<<<<
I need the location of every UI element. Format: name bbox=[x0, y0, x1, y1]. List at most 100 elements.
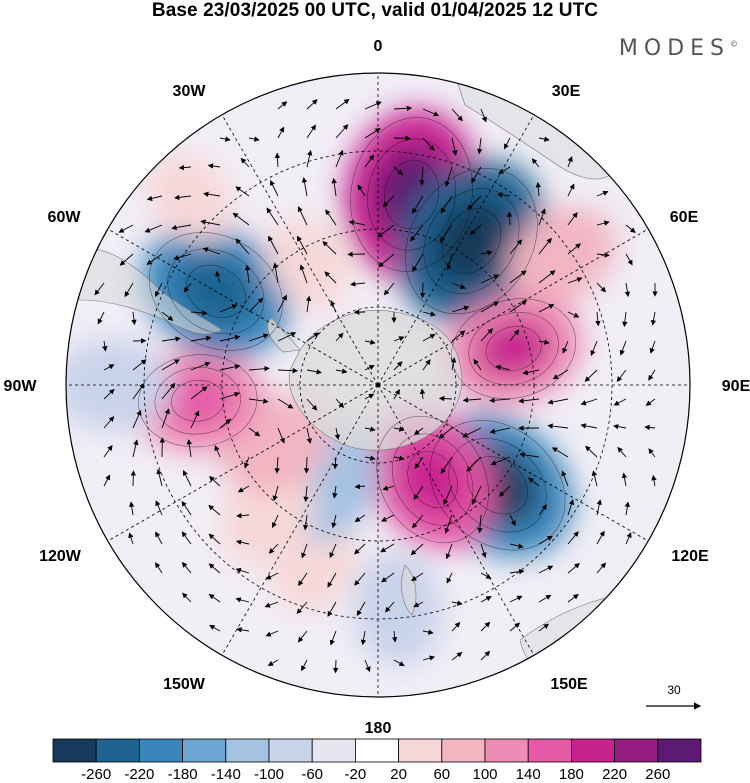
wind-arrow bbox=[203, 191, 221, 197]
wind-arrow bbox=[277, 427, 285, 444]
wind-arrow bbox=[504, 137, 511, 150]
wind-arrow bbox=[335, 398, 345, 409]
lon-label-180: 180 bbox=[365, 720, 392, 737]
wind-arrow bbox=[625, 532, 632, 545]
wind-arrow bbox=[422, 334, 436, 342]
wind-arrow bbox=[335, 98, 350, 110]
antarctic-peninsula bbox=[267, 317, 301, 353]
colorbar-tick-label: -140 bbox=[211, 766, 241, 783]
anomaly-cell bbox=[220, 467, 315, 566]
wind-arrow bbox=[103, 444, 113, 458]
wind-arrow bbox=[335, 368, 348, 374]
wind-arrow bbox=[380, 543, 395, 553]
wind-arrow bbox=[377, 224, 395, 238]
wind-arrow bbox=[580, 398, 598, 406]
wind-arrow bbox=[393, 455, 405, 461]
wind-arrow bbox=[480, 328, 494, 342]
map-boundary bbox=[65, 72, 691, 698]
wind-arrow bbox=[178, 164, 192, 171]
wind-arrow bbox=[538, 565, 554, 574]
wind-arrow bbox=[509, 543, 524, 549]
colorbar-tick-label: -260 bbox=[81, 766, 111, 783]
contour-line bbox=[171, 379, 225, 422]
wind-arrow bbox=[567, 277, 583, 284]
colorbar-swatch bbox=[484, 738, 529, 763]
wind-arrow bbox=[621, 472, 628, 487]
wind-arrow bbox=[156, 468, 163, 487]
wind-arrow bbox=[306, 332, 320, 342]
reference-vector-value: 30 bbox=[667, 683, 681, 697]
wind-arrow bbox=[450, 357, 457, 371]
wind-arrow bbox=[624, 501, 630, 516]
wind-arrow bbox=[613, 398, 627, 406]
wind-arrow bbox=[364, 393, 375, 400]
lon-label-60w: 60W bbox=[48, 209, 82, 226]
wind-arrow bbox=[625, 224, 636, 233]
wind-arrow bbox=[219, 364, 241, 371]
wind-arrow bbox=[94, 282, 105, 296]
wind-arrow bbox=[648, 369, 656, 381]
meridian-line bbox=[377, 384, 535, 656]
wind-arrow bbox=[364, 659, 371, 673]
wind-arrow bbox=[519, 452, 540, 458]
wind-arrow bbox=[562, 340, 569, 354]
wind-arrow bbox=[451, 282, 466, 289]
contour-line bbox=[376, 416, 489, 544]
wind-arrow bbox=[444, 166, 453, 187]
wind-arrow bbox=[331, 177, 337, 197]
wind-arrow bbox=[466, 456, 482, 472]
lon-label-120w: 120W bbox=[39, 548, 82, 565]
wind-arrow bbox=[567, 212, 578, 226]
wind-arrow bbox=[354, 572, 366, 586]
wind-arrow bbox=[267, 659, 279, 666]
wind-arrow bbox=[591, 470, 598, 487]
wind-arrow bbox=[265, 572, 279, 580]
wind-arrow bbox=[391, 630, 398, 643]
wind-arrow bbox=[364, 455, 376, 461]
wind-arrow bbox=[190, 335, 212, 342]
wind-arrow bbox=[248, 136, 260, 142]
wind-arrow bbox=[329, 543, 337, 559]
colorbar-tick-label: -100 bbox=[254, 766, 284, 783]
wind-arrow bbox=[236, 627, 250, 633]
wind-arrow bbox=[393, 388, 400, 400]
colorbar-swatch bbox=[527, 738, 572, 763]
wind-arrow bbox=[413, 601, 424, 608]
wind-arrow bbox=[538, 594, 552, 603]
meridian-line bbox=[377, 384, 649, 542]
wind-arrow bbox=[451, 651, 463, 661]
colorbar-swatch bbox=[52, 738, 97, 763]
colorbar-tick-label: -60 bbox=[301, 766, 323, 783]
wind-arrow bbox=[411, 514, 424, 529]
wind-arrow bbox=[462, 397, 482, 403]
wind-arrow bbox=[410, 224, 424, 242]
colorbar-swatch bbox=[268, 738, 313, 763]
wind-arrow bbox=[440, 456, 453, 475]
wind-arrow bbox=[451, 305, 470, 313]
lon-label-150e: 150E bbox=[550, 676, 588, 693]
wind-arrow bbox=[651, 474, 657, 487]
wind-arrow bbox=[102, 340, 108, 352]
wind-arrow bbox=[297, 206, 308, 226]
wind-vectors bbox=[94, 98, 658, 674]
wind-arrow bbox=[596, 530, 605, 545]
wind-arrow bbox=[393, 105, 413, 111]
wind-arrow bbox=[335, 124, 349, 139]
wind-arrow bbox=[596, 252, 610, 258]
wind-arrow bbox=[393, 426, 405, 432]
south-america-coast bbox=[66, 247, 223, 335]
contour-line bbox=[441, 208, 502, 274]
meridian-labels: 0 30E 60E 90E 120E 150E 180 150W 120W 90… bbox=[4, 38, 750, 737]
wind-arrow bbox=[364, 128, 381, 139]
wind-arrow bbox=[451, 622, 461, 632]
wind-arrow bbox=[356, 601, 366, 617]
wind-arrow bbox=[350, 281, 366, 287]
wind-arrow bbox=[219, 418, 232, 429]
wind-arrow bbox=[132, 409, 142, 429]
contour-line bbox=[154, 367, 241, 435]
wind-arrow bbox=[161, 382, 176, 400]
wind-arrow bbox=[118, 224, 134, 233]
wind-arrow bbox=[103, 364, 115, 371]
wind-arrow bbox=[467, 195, 482, 210]
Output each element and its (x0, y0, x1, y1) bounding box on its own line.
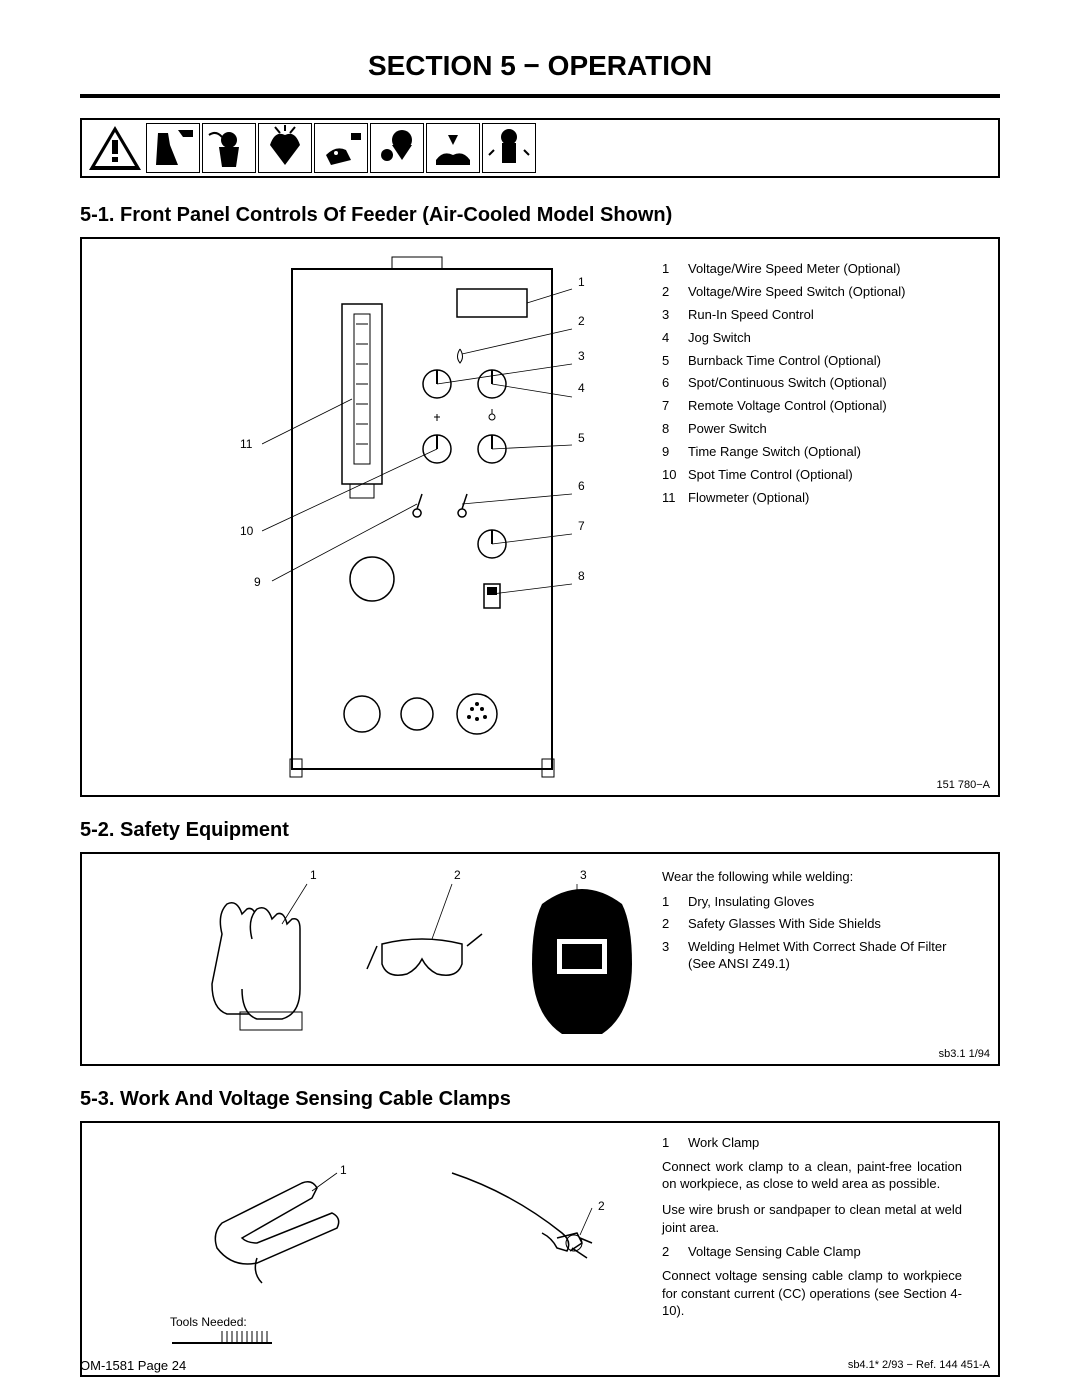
hazard-icon-4 (314, 123, 368, 173)
callout-2: 2 (578, 314, 585, 328)
hazard-icon-5 (370, 123, 424, 173)
section-title: SECTION 5 − OPERATION (80, 50, 1000, 82)
figure-5-2-legend: Wear the following while welding: 1Dry, … (662, 868, 962, 979)
safety-equipment-drawing (182, 864, 642, 1054)
figure-5-1: 1 2 3 4 5 6 7 8 11 10 9 1Voltage/Wire Sp… (80, 237, 1000, 797)
figure-5-2: 1 2 3 Wear the following while welding: … (80, 852, 1000, 1066)
callout-1: 1 (578, 275, 585, 289)
callout-11: 11 (240, 437, 252, 451)
figure-5-3-legend: 1Work Clamp Connect work clamp to a clea… (662, 1135, 962, 1328)
callout-5: 5 (578, 431, 585, 445)
callout-8: 8 (578, 569, 585, 583)
subsection-5-2-heading: 5-2. Safety Equipment (80, 819, 1000, 842)
hazard-icon-1 (146, 123, 200, 173)
hazard-icon-2 (202, 123, 256, 173)
figure-5-3: 1 2 Tools Needed: 1Work Clamp Connect wo… (80, 1121, 1000, 1377)
callout-9: 9 (254, 575, 261, 589)
page-footer: OM-1581 Page 24 (80, 1358, 186, 1373)
title-rule (80, 94, 1000, 98)
callout-10: 10 (240, 524, 253, 538)
callout-1: 1 (310, 868, 317, 882)
callout-4: 4 (578, 381, 585, 395)
feeder-panel-drawing (262, 249, 582, 789)
callout-3: 3 (578, 349, 585, 363)
figure-5-1-legend: 1Voltage/Wire Speed Meter (Optional) 2Vo… (662, 261, 962, 513)
warning-icon-row (80, 118, 1000, 178)
callout-6: 6 (578, 479, 585, 493)
callout-7: 7 (578, 519, 585, 533)
hazard-icon-6 (426, 123, 480, 173)
warning-triangle-icon (86, 123, 144, 173)
subsection-5-3-heading: 5-3. Work And Voltage Sensing Cable Clam… (80, 1088, 1000, 1111)
callout-1: 1 (340, 1163, 347, 1177)
callout-3: 3 (580, 868, 587, 882)
figure-5-2-ref: sb3.1 1/94 (939, 1048, 990, 1060)
cable-clamps-drawing (162, 1143, 642, 1363)
callout-2: 2 (454, 868, 461, 882)
subsection-5-1-heading: 5-1. Front Panel Controls Of Feeder (Air… (80, 204, 1000, 227)
tools-needed-label: Tools Needed: (170, 1315, 247, 1329)
figure-5-1-ref: 151 780−A (936, 779, 990, 791)
callout-2: 2 (598, 1199, 605, 1213)
hazard-icon-3 (258, 123, 312, 173)
figure-5-3-ref: sb4.1* 2/93 − Ref. 144 451-A (848, 1359, 990, 1371)
hazard-icon-7 (482, 123, 536, 173)
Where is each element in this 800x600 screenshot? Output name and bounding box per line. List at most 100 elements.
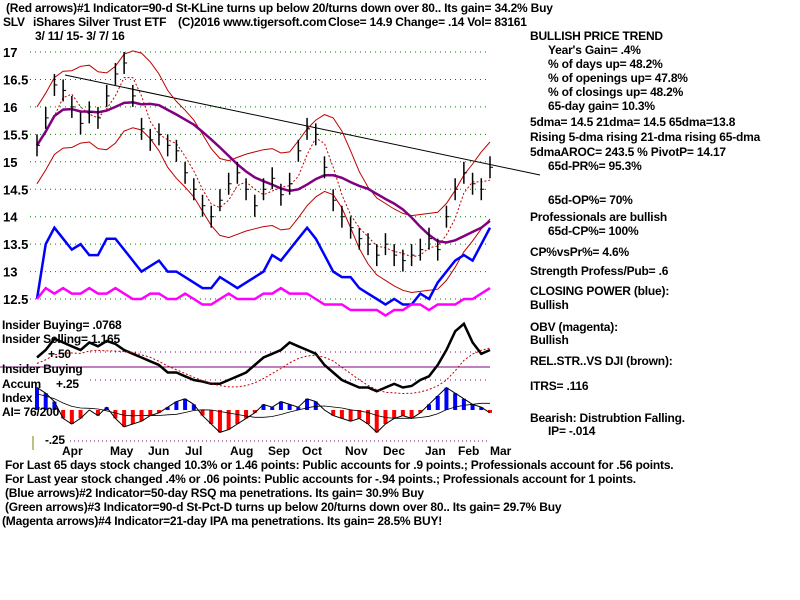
>>>>
Give the records from the line with "wind-arrow bbox=[203, 191, 221, 197]" up to and including the line with "wind-arrow bbox=[422, 334, 436, 342]" as a Markdown table with the columns Number and Record line, leaving out blank lines.

| Number | Record line |
|---|---|
| 1 | wind-arrow bbox=[203, 191, 221, 197] |
| 2 | wind-arrow bbox=[277, 427, 285, 444] |
| 3 | wind-arrow bbox=[504, 137, 511, 150] |
| 4 | wind-arrow bbox=[335, 398, 345, 409] |
| 5 | lon-label-180: 180 bbox=[365, 720, 392, 737] |
| 6 | wind-arrow bbox=[625, 532, 632, 545] |
| 7 | wind-arrow bbox=[422, 334, 436, 342] |